Exercise directions: Leave out every picture and restate word for word the lines from the one with "Output a JSON" to the final line.

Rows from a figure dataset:

++++++++++

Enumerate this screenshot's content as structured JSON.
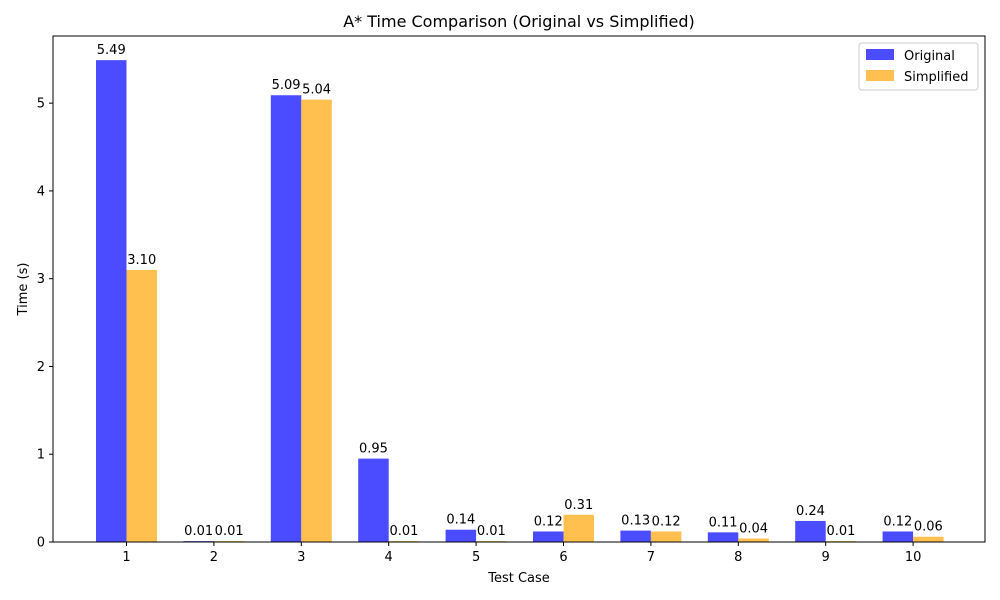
{
  "chart_data": {
    "type": "bar",
    "title": "A* Time Comparison (Original vs Simplified)",
    "xlabel": "Test Case",
    "ylabel": "Time (s)",
    "categories": [
      "1",
      "2",
      "3",
      "4",
      "5",
      "6",
      "7",
      "8",
      "9",
      "10"
    ],
    "series": [
      {
        "name": "Original",
        "color": "#4b4bff",
        "values": [
          5.49,
          0.01,
          5.09,
          0.95,
          0.14,
          0.12,
          0.13,
          0.11,
          0.24,
          0.12
        ],
        "labels": [
          "5.49",
          "0.01",
          "5.09",
          "0.95",
          "0.14",
          "0.12",
          "0.13",
          "0.11",
          "0.24",
          "0.12"
        ]
      },
      {
        "name": "Simplified",
        "color": "#ffc04f",
        "values": [
          3.1,
          0.01,
          5.04,
          0.01,
          0.01,
          0.31,
          0.12,
          0.04,
          0.01,
          0.06
        ],
        "labels": [
          "3.10",
          "0.01",
          "5.04",
          "0.01",
          "0.01",
          "0.31",
          "0.12",
          "0.04",
          "0.01",
          "0.06"
        ]
      }
    ],
    "ylim": [
      0,
      5.765
    ],
    "yticks": [
      0,
      1,
      2,
      3,
      4,
      5
    ],
    "grid": false,
    "legend_position": "top-right"
  }
}
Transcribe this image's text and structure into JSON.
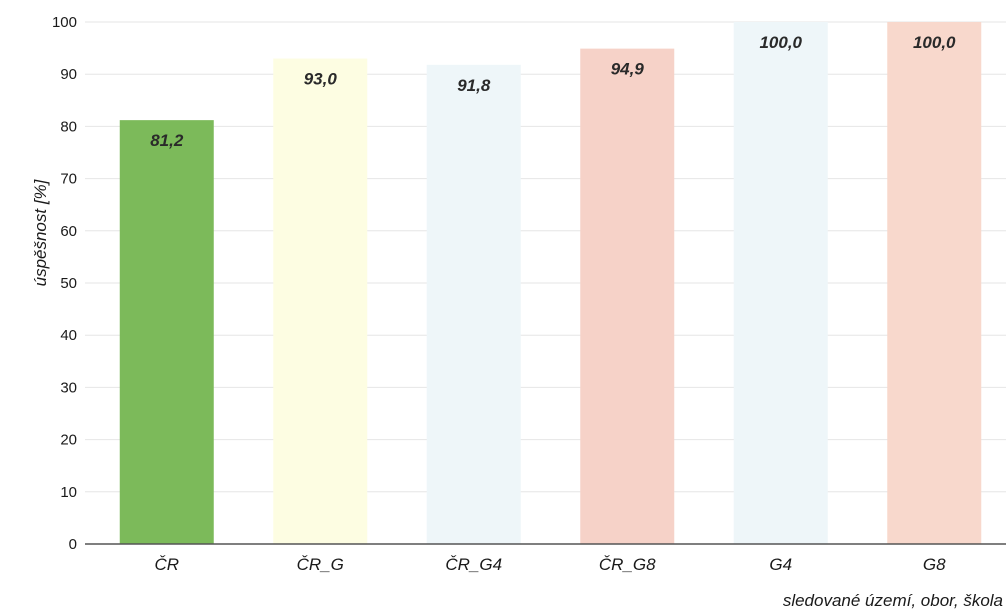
{
  "chart_data": {
    "type": "bar",
    "categories": [
      "ČR",
      "ČR_G",
      "ČR_G4",
      "ČR_G8",
      "G4",
      "G8"
    ],
    "values": [
      81.2,
      93.0,
      91.8,
      94.9,
      100.0,
      100.0
    ],
    "value_labels": [
      "81,2",
      "93,0",
      "91,8",
      "94,9",
      "100,0",
      "100,0"
    ],
    "bar_colors": [
      "#7cba5a",
      "#fdfde2",
      "#eef6f9",
      "#f6d2c8",
      "#eef6f9",
      "#f8d8cc"
    ],
    "ylabel": "úspěšnost [%]",
    "xlabel": "sledované území, obor, škola",
    "ylim": [
      0,
      100
    ],
    "yticks": [
      0,
      10,
      20,
      30,
      40,
      50,
      60,
      70,
      80,
      90,
      100
    ],
    "grid": true,
    "legend": "none"
  }
}
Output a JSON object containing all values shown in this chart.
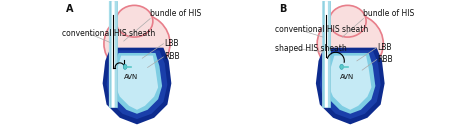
{
  "bg_color": "#ffffff",
  "panel_A_label": "A",
  "panel_B_label": "B",
  "label_conventional_his": "conventional HIS sheath",
  "label_bundle_his": "bundle of HIS",
  "label_lbb": "LBB",
  "label_rbb": "RBB",
  "label_avn": "AVN",
  "label_shaped_his": "shaped HIS sheath",
  "color_light_blue": "#a8dde9",
  "color_mid_blue": "#7ecde3",
  "color_dark_blue": "#0d2b8e",
  "color_pink_outline": "#e87e8a",
  "color_pink_fill": "#f9dede",
  "color_teal": "#5bc8c8",
  "color_black": "#111111",
  "color_gray_line": "#aaaaaa",
  "fontsize_label": 5.5,
  "fontsize_panel": 7
}
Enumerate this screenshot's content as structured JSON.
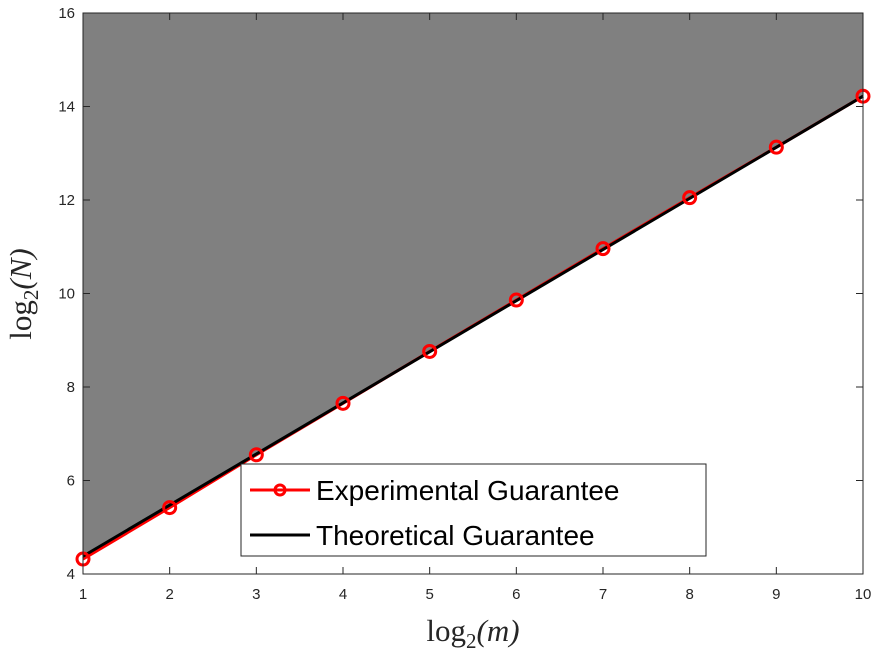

++++++++++

Reply to the exercise:
Output a JSON object containing all values shown in this chart.
{
  "bg_color": "#ffffff",
  "panel_A_label": "A",
  "panel_B_label": "B",
  "label_conventional_his": "conventional HIS sheath",
  "label_bundle_his": "bundle of HIS",
  "label_lbb": "LBB",
  "label_rbb": "RBB",
  "label_avn": "AVN",
  "label_shaped_his": "shaped HIS sheath",
  "color_light_blue": "#a8dde9",
  "color_mid_blue": "#7ecde3",
  "color_dark_blue": "#0d2b8e",
  "color_pink_outline": "#e87e8a",
  "color_pink_fill": "#f9dede",
  "color_teal": "#5bc8c8",
  "color_black": "#111111",
  "color_gray_line": "#aaaaaa",
  "fontsize_label": 5.5,
  "fontsize_panel": 7
}
Enumerate this screenshot's content as structured JSON.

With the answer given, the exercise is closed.